STATED GOAL:
All of the material below is to be repeated exactly.

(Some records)
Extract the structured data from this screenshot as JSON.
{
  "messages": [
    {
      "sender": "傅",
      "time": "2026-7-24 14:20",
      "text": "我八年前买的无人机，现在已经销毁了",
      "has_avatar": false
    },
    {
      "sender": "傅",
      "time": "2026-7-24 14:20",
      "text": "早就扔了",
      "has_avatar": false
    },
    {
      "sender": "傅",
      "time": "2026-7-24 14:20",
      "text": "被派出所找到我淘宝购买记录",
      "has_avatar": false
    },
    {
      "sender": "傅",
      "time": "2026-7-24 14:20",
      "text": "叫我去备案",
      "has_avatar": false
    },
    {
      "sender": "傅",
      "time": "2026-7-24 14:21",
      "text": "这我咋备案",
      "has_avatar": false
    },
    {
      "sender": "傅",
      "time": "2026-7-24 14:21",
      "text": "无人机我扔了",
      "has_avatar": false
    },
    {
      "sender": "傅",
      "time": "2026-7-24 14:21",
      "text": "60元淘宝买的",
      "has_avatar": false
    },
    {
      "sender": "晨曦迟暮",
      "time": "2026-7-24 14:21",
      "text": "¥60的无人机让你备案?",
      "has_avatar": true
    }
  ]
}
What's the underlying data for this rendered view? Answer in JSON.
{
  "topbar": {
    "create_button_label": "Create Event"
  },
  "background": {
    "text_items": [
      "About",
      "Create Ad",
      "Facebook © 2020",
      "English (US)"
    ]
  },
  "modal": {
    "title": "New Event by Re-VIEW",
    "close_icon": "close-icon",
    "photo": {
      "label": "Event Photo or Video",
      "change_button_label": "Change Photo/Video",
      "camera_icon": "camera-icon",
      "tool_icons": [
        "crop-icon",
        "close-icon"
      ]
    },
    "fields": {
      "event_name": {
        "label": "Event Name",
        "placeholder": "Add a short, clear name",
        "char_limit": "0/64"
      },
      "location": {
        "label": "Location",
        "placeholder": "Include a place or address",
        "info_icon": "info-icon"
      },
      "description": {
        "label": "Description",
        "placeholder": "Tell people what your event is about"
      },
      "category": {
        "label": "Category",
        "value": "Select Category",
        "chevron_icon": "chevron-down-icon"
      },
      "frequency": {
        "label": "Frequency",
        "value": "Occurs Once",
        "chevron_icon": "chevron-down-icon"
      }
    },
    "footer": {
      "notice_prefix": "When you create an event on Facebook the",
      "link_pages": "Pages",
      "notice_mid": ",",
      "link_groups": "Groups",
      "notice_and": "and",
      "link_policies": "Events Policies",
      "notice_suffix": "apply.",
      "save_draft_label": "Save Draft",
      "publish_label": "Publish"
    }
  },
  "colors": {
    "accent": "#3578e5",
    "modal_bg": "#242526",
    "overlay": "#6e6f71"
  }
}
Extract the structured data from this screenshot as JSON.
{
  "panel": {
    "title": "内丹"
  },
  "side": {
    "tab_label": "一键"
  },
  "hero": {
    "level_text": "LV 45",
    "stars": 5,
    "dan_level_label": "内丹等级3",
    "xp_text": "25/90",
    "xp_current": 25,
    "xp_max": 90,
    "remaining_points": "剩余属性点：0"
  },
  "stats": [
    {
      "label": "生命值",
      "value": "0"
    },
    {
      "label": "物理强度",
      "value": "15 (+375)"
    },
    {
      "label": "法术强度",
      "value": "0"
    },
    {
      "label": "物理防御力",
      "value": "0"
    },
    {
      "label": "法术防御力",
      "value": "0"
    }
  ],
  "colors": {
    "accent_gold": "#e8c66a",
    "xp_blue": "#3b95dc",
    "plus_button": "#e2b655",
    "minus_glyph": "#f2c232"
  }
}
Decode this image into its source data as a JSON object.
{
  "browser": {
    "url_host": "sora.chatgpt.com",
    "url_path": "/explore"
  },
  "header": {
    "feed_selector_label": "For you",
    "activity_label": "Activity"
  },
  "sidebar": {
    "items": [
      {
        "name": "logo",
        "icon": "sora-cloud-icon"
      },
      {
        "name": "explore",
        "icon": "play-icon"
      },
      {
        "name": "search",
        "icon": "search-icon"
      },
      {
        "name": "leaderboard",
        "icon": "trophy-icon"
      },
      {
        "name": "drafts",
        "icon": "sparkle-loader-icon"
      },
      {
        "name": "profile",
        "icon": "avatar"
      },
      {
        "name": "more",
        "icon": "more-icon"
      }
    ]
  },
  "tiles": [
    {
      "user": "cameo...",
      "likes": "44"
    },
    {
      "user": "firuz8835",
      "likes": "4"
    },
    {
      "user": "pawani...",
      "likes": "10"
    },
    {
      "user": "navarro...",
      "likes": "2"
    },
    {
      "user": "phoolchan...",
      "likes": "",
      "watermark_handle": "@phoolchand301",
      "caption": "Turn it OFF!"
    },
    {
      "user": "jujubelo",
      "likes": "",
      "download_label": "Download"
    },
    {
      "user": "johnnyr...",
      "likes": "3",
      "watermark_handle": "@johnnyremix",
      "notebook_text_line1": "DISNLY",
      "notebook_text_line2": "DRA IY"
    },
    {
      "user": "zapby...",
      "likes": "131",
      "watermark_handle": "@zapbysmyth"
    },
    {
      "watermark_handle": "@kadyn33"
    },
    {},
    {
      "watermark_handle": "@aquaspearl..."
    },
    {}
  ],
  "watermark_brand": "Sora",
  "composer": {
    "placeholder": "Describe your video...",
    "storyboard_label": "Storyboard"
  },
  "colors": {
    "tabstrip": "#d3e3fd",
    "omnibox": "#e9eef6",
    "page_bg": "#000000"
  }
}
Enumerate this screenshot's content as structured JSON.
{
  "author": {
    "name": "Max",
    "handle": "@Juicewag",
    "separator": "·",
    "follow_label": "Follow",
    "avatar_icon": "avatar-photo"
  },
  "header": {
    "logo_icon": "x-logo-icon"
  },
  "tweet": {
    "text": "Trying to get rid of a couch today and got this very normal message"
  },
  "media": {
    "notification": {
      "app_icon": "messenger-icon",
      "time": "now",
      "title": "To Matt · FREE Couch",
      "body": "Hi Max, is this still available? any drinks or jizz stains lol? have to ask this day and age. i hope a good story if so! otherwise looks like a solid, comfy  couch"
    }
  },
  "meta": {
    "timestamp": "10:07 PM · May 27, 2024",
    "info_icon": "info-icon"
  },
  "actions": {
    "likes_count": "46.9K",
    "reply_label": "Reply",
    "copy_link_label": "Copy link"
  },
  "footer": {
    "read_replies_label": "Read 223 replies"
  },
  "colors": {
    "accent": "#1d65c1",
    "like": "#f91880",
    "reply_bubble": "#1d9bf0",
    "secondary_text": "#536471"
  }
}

WRITTEN SOLUTION:
Extract the structured data from this screenshot as JSON.
{
  "messages": [
    {
      "sender": "傅",
      "time": "2026-7-24 14:20",
      "text": "我八年前买的无人机，现在已经销毁了",
      "has_avatar": false
    },
    {
      "sender": "傅",
      "time": "2026-7-24 14:20",
      "text": "早就扔了",
      "has_avatar": false
    },
    {
      "sender": "傅",
      "time": "2026-7-24 14:20",
      "text": "被派出所找到我淘宝购买记录",
      "has_avatar": false
    },
    {
      "sender": "傅",
      "time": "2026-7-24 14:20",
      "text": "叫我去备案",
      "has_avatar": false
    },
    {
      "sender": "傅",
      "time": "2026-7-24 14:21",
      "text": "这我咋备案",
      "has_avatar": false
    },
    {
      "sender": "傅",
      "time": "2026-7-24 14:21",
      "text": "无人机我扔了",
      "has_avatar": false
    },
    {
      "sender": "傅",
      "time": "2026-7-24 14:21",
      "text": "60元淘宝买的",
      "has_avatar": false
    },
    {
      "sender": "晨曦迟暮",
      "time": "2026-7-24 14:21",
      "text": "¥60的无人机让你备案?",
      "has_avatar": true
    }
  ]
}
What's the underlying data for this rendered view? Answer in JSON.
{
  "topbar": {
    "create_button_label": "Create Event"
  },
  "background": {
    "text_items": [
      "About",
      "Create Ad",
      "Facebook © 2020",
      "English (US)"
    ]
  },
  "modal": {
    "title": "New Event by Re-VIEW",
    "close_icon": "close-icon",
    "photo": {
      "label": "Event Photo or Video",
      "change_button_label": "Change Photo/Video",
      "camera_icon": "camera-icon",
      "tool_icons": [
        "crop-icon",
        "close-icon"
      ]
    },
    "fields": {
      "event_name": {
        "label": "Event Name",
        "placeholder": "Add a short, clear name",
        "char_limit": "0/64"
      },
      "location": {
        "label": "Location",
        "placeholder": "Include a place or address",
        "info_icon": "info-icon"
      },
      "description": {
        "label": "Description",
        "placeholder": "Tell people what your event is about"
      },
      "category": {
        "label": "Category",
        "value": "Select Category",
        "chevron_icon": "chevron-down-icon"
      },
      "frequency": {
        "label": "Frequency",
        "value": "Occurs Once",
        "chevron_icon": "chevron-down-icon"
      }
    },
    "footer": {
      "notice_prefix": "When you create an event on Facebook the",
      "link_pages": "Pages",
      "notice_mid": ",",
      "link_groups": "Groups",
      "notice_and": "and",
      "link_policies": "Events Policies",
      "notice_suffix": "apply.",
      "save_draft_label": "Save Draft",
      "publish_label": "Publish"
    }
  },
  "colors": {
    "accent": "#3578e5",
    "modal_bg": "#242526",
    "overlay": "#6e6f71"
  }
}
Extract the structured data from this screenshot as JSON.
{
  "panel": {
    "title": "内丹"
  },
  "side": {
    "tab_label": "一键"
  },
  "hero": {
    "level_text": "LV 45",
    "stars": 5,
    "dan_level_label": "内丹等级3",
    "xp_text": "25/90",
    "xp_current": 25,
    "xp_max": 90,
    "remaining_points": "剩余属性点：0"
  },
  "stats": [
    {
      "label": "生命值",
      "value": "0"
    },
    {
      "label": "物理强度",
      "value": "15 (+375)"
    },
    {
      "label": "法术强度",
      "value": "0"
    },
    {
      "label": "物理防御力",
      "value": "0"
    },
    {
      "label": "法术防御力",
      "value": "0"
    }
  ],
  "colors": {
    "accent_gold": "#e8c66a",
    "xp_blue": "#3b95dc",
    "plus_button": "#e2b655",
    "minus_glyph": "#f2c232"
  }
}
Decode this image into its source data as a JSON object.
{
  "browser": {
    "url_host": "sora.chatgpt.com",
    "url_path": "/explore"
  },
  "header": {
    "feed_selector_label": "For you",
    "activity_label": "Activity"
  },
  "sidebar": {
    "items": [
      {
        "name": "logo",
        "icon": "sora-cloud-icon"
      },
      {
        "name": "explore",
        "icon": "play-icon"
      },
      {
        "name": "search",
        "icon": "search-icon"
      },
      {
        "name": "leaderboard",
        "icon": "trophy-icon"
      },
      {
        "name": "drafts",
        "icon": "sparkle-loader-icon"
      },
      {
        "name": "profile",
        "icon": "avatar"
      },
      {
        "name": "more",
        "icon": "more-icon"
      }
    ]
  },
  "tiles": [
    {
      "user": "cameo...",
      "likes": "44"
    },
    {
      "user": "firuz8835",
      "likes": "4"
    },
    {
      "user": "pawani...",
      "likes": "10"
    },
    {
      "user": "navarro...",
      "likes": "2"
    },
    {
      "user": "phoolchan...",
      "likes": "",
      "watermark_handle": "@phoolchand301",
      "caption": "Turn it OFF!"
    },
    {
      "user": "jujubelo",
      "likes": "",
      "download_label": "Download"
    },
    {
      "user": "johnnyr...",
      "likes": "3",
      "watermark_handle": "@johnnyremix",
      "notebook_text_line1": "DISNLY",
      "notebook_text_line2": "DRA IY"
    },
    {
      "user": "zapby...",
      "likes": "131",
      "watermark_handle": "@zapbysmyth"
    },
    {
      "watermark_handle": "@kadyn33"
    },
    {},
    {
      "watermark_handle": "@aquaspearl..."
    },
    {}
  ],
  "watermark_brand": "Sora",
  "composer": {
    "placeholder": "Describe your video...",
    "storyboard_label": "Storyboard"
  },
  "colors": {
    "tabstrip": "#d3e3fd",
    "omnibox": "#e9eef6",
    "page_bg": "#000000"
  }
}
Enumerate this screenshot's content as structured JSON.
{
  "author": {
    "name": "Max",
    "handle": "@Juicewag",
    "separator": "·",
    "follow_label": "Follow",
    "avatar_icon": "avatar-photo"
  },
  "header": {
    "logo_icon": "x-logo-icon"
  },
  "tweet": {
    "text": "Trying to get rid of a couch today and got this very normal message"
  },
  "media": {
    "notification": {
      "app_icon": "messenger-icon",
      "time": "now",
      "title": "To Matt · FREE Couch",
      "body": "Hi Max, is this still available? any drinks or jizz stains lol? have to ask this day and age. i hope a good story if so! otherwise looks like a solid, comfy  couch"
    }
  },
  "meta": {
    "timestamp": "10:07 PM · May 27, 2024",
    "info_icon": "info-icon"
  },
  "actions": {
    "likes_count": "46.9K",
    "reply_label": "Reply",
    "copy_link_label": "Copy link"
  },
  "footer": {
    "read_replies_label": "Read 223 replies"
  },
  "colors": {
    "accent": "#1d65c1",
    "like": "#f91880",
    "reply_bubble": "#1d9bf0",
    "secondary_text": "#536471"
  }
}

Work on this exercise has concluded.